## DIRECTIONS
A – In the agreement's definitions, where does the term "Related Body Corporate" take its meaning from?
B – Reproduce the records from their first line through the line containing "crew-name: Larsen, Paul", changing every "crew-row" to "crew-line" and leaving everything else the same.

··· EXCERPTED PASSAGE

Fees means the Fees set out in the Schedule, which exclude GST unless specified otherwise, as payment for the Services. 

GST Law means the same as in the A New Tax System (Goods and Services Tax) Act 1999 (Cth). 

Guided Testing means penetration testing conducted by Parabellum utilising publicly accessible information and resources which have been supplemented by information available only to an informed employee of the Client or End Client as the case may be, as set out in the accompanying proposal. 

Intellectual Property includes trademarks, patents, copyrights, processes, know-how, registered designs, data, aggregated data or other like rights or any right to apply for registration of any of those.

Intermediary Engagement means this agreement where the Proposal indicates that this engagement is an Intermediary engagement and/or where the Client has engaged Parabellum under this agreement to perform the Services not for the direct benefit of the Client but for the benefit of the End Client and/or its systems and/or networks..

Location means the place(s), as specified in the Schedule or agreed under clause 2,  where Parabellum will provide Services to the Client. 

Losses means all losses including financial losses, damages, legal costs and other expenses of any nature whatsoever. 

Network Data means data Parabellum may collect and compile during the course of providing the Services in relation to the Client’s and/or the End Client’s network(s), including network configuration, TCP/IP packet headers and contents, log files, and malicious code. 

Parties means Parabellum and the Client, and Party means either one of them. 

Related Body Corporate has the meaning given in section 50 of the Corporations Act 2001 (Cth). 

Schedule means the schedule at the start of this agreement which sets out information. 

Services means the services to be provided by Parabellum under this agreement, which are set out in the Schedule. 

Parabellum’s Personnel means any person or persons that Parabellum designates to perform the Services on Parabellum's behalf. 

Termination Date means the earlier of: 

(a) The date of termination of this agreement by the Client or Parabellum; and, 

(b) The date of expiry of this agreement. 

Testing Plan means the plan for conducting and completing the penetration testing services, and each milestone, as set out in the accompanying proposal. 

1.2 Interpretation 

Unless the context of this agreement requires otherwise: 

(a) Words importing any gender include every gender; 

(b) Words importing the singular number include the plural number and vice versa; 

(c) Words importing persons include firms, companies and corporations and vice versa; 

(d) References to numbered clauses, paragraphs and schedules are references to the relevant clause or paragraph in or schedule to this agreement; 

(e) Reference in any schedule to this agreement to numbered paragraphs relate to the numbered paragraphs of that schedule; 

(f) Any obligation on any Party not to do or omit to do anything is to include an obligation not to allow that thing to be done or omitted to be done; 

(g) The headings to the clauses and schedules of this agreement are not to affect the interpretation; 

(h) Any reference to an enactment includes reference to that enactment as amended or replaced from time to time and to any subordinate legislation or bylaw made under that enactment; and 

(i) The word “including” (and related forms including “includes” means “including without limitation”. 

2. Services 

(a) Parabellum will provide the Services to the Client in accordance with the details outlined within this agreement in exchange for the Client paying the Fees to Parabellum. 

(b) Parabellum and the Client must use best endeavours to agree on the timing and the Location(s) for the Services to be performed.

······
··· RECORDS SHOWN

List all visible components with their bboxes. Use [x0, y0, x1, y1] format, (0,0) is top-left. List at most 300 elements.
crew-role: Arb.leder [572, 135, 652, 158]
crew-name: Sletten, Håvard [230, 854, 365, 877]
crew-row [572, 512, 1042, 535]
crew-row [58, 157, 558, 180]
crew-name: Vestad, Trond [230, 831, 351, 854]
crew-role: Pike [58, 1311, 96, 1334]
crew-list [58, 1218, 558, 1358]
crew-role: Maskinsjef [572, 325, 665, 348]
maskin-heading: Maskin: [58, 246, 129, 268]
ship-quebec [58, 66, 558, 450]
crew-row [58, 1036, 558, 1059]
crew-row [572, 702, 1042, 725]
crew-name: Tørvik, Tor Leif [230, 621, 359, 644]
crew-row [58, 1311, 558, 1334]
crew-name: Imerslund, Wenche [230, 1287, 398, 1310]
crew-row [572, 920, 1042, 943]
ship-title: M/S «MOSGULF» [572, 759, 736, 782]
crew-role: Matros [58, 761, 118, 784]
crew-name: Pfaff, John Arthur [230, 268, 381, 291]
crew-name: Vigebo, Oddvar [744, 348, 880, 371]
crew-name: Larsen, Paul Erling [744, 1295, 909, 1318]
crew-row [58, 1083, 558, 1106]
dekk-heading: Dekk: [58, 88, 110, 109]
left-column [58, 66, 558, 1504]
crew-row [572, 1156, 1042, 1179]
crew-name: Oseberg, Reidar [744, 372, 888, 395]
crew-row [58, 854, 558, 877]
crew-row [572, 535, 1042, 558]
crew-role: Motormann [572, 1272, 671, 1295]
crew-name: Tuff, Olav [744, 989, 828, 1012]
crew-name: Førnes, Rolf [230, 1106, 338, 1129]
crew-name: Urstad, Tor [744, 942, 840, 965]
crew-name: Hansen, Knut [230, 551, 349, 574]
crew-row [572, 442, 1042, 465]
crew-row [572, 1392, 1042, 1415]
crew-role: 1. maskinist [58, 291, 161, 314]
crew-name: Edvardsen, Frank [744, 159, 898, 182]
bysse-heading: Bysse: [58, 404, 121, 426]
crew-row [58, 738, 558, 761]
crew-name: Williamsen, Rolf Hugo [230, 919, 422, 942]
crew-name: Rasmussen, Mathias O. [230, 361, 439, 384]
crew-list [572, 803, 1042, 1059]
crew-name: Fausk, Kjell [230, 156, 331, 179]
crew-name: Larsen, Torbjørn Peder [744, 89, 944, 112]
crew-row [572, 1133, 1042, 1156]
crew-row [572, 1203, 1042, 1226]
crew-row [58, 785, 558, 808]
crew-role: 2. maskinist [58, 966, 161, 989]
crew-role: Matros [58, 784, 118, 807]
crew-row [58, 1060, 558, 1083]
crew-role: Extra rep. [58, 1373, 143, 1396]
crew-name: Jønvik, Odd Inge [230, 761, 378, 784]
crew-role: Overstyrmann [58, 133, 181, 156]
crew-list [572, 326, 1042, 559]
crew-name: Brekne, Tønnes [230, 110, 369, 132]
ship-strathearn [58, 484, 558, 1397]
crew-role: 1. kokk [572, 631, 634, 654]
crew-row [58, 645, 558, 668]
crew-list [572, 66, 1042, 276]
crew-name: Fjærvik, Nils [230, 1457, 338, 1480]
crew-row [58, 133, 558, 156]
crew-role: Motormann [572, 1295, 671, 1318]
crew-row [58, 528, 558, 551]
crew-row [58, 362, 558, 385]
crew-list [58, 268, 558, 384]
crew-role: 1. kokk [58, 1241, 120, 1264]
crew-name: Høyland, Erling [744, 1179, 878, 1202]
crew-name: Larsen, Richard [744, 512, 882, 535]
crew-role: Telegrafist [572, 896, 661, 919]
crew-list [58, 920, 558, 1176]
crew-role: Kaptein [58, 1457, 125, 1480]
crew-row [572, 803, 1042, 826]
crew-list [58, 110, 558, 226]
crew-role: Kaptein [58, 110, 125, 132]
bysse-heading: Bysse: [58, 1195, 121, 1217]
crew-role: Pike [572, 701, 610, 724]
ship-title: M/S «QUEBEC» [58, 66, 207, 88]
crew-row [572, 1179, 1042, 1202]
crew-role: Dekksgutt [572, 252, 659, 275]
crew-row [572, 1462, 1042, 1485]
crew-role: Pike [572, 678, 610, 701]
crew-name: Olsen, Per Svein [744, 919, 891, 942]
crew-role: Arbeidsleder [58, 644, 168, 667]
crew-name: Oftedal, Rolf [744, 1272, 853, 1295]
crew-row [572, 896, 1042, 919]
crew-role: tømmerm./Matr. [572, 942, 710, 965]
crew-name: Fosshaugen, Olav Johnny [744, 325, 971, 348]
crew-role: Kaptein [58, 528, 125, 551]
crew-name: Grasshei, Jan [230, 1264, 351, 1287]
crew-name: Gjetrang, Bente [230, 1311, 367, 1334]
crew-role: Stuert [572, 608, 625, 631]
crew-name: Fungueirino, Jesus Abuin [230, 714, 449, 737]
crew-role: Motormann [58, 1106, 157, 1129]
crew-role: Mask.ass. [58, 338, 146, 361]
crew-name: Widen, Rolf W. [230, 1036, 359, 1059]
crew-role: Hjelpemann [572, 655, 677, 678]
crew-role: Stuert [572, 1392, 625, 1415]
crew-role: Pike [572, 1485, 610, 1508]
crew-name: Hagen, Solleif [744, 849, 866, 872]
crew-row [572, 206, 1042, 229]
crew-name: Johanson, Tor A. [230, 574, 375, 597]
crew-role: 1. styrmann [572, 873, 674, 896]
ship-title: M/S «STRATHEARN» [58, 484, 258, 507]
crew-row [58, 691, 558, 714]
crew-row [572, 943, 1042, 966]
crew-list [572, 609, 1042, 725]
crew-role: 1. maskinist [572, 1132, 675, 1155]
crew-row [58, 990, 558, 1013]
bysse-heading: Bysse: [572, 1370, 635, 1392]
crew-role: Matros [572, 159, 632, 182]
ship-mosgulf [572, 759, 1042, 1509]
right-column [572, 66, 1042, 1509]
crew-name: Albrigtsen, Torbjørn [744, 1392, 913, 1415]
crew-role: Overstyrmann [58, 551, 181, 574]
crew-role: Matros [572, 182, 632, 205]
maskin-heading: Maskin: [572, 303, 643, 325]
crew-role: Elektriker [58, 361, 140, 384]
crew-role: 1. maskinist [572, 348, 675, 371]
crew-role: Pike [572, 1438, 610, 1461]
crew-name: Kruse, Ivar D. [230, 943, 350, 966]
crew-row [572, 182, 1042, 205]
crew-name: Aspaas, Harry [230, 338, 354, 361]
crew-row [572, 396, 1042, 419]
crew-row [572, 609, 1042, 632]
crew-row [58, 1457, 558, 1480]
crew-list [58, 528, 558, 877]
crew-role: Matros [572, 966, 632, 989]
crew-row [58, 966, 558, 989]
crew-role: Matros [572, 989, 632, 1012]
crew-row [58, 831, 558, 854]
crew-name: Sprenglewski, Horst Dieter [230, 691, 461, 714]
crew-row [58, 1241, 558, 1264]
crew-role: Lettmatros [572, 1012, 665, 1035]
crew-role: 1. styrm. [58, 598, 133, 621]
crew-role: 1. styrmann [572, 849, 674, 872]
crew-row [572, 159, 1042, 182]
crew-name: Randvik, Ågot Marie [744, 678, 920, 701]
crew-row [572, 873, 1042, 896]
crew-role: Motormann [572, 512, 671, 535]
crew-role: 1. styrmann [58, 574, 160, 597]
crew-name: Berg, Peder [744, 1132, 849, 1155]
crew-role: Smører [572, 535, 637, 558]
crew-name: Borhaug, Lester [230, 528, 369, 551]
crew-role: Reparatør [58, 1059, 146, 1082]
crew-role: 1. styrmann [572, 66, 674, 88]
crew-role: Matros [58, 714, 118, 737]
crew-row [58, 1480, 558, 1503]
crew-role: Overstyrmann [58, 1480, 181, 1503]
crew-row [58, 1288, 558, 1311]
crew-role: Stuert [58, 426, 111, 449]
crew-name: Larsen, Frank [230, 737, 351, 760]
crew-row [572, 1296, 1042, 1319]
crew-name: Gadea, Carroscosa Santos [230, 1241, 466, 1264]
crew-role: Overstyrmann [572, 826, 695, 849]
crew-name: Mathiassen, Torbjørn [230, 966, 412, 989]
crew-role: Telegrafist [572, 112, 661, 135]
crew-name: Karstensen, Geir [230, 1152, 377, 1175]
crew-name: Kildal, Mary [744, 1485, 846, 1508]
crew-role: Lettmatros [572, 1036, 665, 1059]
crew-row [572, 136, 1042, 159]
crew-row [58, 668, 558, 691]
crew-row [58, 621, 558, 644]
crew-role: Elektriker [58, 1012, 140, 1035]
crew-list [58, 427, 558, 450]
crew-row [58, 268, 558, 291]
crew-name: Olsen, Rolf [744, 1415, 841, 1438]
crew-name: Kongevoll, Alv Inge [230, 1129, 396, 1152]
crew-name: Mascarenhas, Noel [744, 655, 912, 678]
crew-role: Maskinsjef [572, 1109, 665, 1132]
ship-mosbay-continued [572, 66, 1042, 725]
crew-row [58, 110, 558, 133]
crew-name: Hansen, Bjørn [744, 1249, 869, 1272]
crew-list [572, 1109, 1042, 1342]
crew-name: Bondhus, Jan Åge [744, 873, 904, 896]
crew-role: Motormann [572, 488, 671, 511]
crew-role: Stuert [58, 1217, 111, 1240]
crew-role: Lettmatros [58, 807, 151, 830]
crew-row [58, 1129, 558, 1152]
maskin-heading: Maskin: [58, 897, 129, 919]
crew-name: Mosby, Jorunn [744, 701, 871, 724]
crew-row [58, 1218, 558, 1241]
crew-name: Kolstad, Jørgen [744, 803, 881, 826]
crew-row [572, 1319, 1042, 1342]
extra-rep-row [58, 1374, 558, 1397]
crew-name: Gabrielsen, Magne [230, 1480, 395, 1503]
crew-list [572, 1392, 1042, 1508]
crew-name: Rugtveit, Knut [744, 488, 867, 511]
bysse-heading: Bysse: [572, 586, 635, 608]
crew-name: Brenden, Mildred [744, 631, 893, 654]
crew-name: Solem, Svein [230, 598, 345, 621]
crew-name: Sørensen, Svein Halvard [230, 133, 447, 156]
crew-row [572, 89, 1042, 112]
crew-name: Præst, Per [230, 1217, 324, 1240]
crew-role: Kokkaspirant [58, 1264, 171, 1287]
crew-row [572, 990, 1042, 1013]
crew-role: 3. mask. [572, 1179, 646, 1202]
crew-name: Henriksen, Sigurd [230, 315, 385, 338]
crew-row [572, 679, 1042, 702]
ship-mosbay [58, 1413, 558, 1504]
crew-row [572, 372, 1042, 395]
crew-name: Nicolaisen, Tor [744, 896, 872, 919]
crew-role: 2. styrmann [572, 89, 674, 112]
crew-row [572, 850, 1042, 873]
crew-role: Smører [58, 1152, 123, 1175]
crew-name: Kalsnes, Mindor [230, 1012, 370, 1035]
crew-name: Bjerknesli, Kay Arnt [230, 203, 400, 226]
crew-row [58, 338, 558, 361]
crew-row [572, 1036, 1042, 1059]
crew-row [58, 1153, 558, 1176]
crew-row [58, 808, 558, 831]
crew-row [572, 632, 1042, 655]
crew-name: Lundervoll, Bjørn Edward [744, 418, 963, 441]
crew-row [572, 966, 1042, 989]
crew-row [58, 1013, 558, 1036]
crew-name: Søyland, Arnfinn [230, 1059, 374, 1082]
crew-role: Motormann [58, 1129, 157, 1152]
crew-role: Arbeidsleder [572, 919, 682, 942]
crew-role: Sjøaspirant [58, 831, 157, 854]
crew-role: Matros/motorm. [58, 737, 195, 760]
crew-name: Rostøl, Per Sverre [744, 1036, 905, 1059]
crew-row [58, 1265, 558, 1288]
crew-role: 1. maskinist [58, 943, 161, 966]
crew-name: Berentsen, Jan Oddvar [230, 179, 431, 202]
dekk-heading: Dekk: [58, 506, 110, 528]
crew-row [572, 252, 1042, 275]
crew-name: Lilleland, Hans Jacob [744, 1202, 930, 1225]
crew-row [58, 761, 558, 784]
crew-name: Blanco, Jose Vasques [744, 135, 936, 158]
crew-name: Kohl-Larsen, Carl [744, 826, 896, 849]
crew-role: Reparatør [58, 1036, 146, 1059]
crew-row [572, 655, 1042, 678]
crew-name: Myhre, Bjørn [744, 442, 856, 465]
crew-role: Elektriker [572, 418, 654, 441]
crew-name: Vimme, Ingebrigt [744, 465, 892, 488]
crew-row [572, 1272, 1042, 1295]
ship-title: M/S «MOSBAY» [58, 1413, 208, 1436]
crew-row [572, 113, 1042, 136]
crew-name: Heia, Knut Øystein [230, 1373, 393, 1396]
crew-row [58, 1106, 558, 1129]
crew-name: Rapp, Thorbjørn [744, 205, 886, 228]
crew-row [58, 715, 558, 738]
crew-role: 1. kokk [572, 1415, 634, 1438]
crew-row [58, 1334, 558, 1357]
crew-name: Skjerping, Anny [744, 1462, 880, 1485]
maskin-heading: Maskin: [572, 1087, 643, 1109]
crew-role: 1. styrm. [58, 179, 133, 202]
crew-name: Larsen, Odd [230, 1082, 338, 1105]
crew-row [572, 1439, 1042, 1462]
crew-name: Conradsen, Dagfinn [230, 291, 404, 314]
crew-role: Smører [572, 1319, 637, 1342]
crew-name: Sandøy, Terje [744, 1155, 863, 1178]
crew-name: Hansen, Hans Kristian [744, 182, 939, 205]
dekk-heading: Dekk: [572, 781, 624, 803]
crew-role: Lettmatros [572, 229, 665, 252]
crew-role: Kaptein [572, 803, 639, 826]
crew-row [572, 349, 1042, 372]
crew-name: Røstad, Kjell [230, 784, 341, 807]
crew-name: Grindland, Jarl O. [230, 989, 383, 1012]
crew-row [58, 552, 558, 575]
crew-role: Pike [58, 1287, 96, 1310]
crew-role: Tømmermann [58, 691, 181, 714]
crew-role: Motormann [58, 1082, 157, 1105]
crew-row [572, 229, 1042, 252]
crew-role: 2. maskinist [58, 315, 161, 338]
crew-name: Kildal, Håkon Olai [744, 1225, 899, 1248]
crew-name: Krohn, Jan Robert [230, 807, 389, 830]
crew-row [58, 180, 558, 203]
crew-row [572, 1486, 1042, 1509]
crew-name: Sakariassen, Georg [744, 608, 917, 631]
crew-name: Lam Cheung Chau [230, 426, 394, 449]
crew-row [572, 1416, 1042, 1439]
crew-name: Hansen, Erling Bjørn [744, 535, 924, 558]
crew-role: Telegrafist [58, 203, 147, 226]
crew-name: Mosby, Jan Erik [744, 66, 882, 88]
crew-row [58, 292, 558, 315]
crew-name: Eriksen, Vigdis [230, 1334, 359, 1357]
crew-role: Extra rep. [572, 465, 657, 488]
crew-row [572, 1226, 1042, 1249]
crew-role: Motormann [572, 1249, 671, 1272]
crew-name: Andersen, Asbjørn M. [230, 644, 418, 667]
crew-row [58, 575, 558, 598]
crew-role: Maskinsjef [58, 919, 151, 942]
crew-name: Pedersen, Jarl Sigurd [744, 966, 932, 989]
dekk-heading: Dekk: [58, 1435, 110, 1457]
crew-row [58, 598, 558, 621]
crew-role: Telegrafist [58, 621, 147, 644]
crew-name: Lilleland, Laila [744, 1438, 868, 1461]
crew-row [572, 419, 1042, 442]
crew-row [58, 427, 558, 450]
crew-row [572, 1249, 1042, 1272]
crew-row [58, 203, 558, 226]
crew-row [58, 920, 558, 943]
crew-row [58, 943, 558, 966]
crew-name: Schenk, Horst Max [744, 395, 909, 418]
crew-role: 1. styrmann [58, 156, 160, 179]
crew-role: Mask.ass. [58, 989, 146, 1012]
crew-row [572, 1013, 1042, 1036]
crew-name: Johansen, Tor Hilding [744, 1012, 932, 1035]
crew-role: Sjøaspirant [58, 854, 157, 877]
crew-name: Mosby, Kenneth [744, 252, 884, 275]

······

## TASK RESULTS
A – Section 50 of the Corporations Act 2001 (Cth).

B –
List all visible components with their bboxes. Use [x0, y0, x1, y1] format, (0,0) is top-left. List at most 300 elements.
crew-role: Arb.leder [572, 135, 652, 158]
crew-name: Sletten, Håvard [230, 854, 365, 877]
crew-line [572, 512, 1042, 535]
crew-line [58, 157, 558, 180]
crew-name: Vestad, Trond [230, 831, 351, 854]
crew-role: Pike [58, 1311, 96, 1334]
crew-list [58, 1218, 558, 1358]
crew-role: Maskinsjef [572, 325, 665, 348]
maskin-heading: Maskin: [58, 246, 129, 268]
ship-quebec [58, 66, 558, 450]
crew-line [58, 1036, 558, 1059]
crew-line [572, 702, 1042, 725]
crew-name: Tørvik, Tor Leif [230, 621, 359, 644]
crew-line [58, 1311, 558, 1334]
crew-name: Imerslund, Wenche [230, 1287, 398, 1310]
crew-line [572, 920, 1042, 943]
ship-title: M/S «MOSGULF» [572, 759, 736, 782]
crew-role: Matros [58, 761, 118, 784]
crew-name: Pfaff, John Arthur [230, 268, 381, 291]
crew-name: Vigebo, Oddvar [744, 348, 880, 371]
crew-name: Larsen, Paul Erling [744, 1295, 909, 1318]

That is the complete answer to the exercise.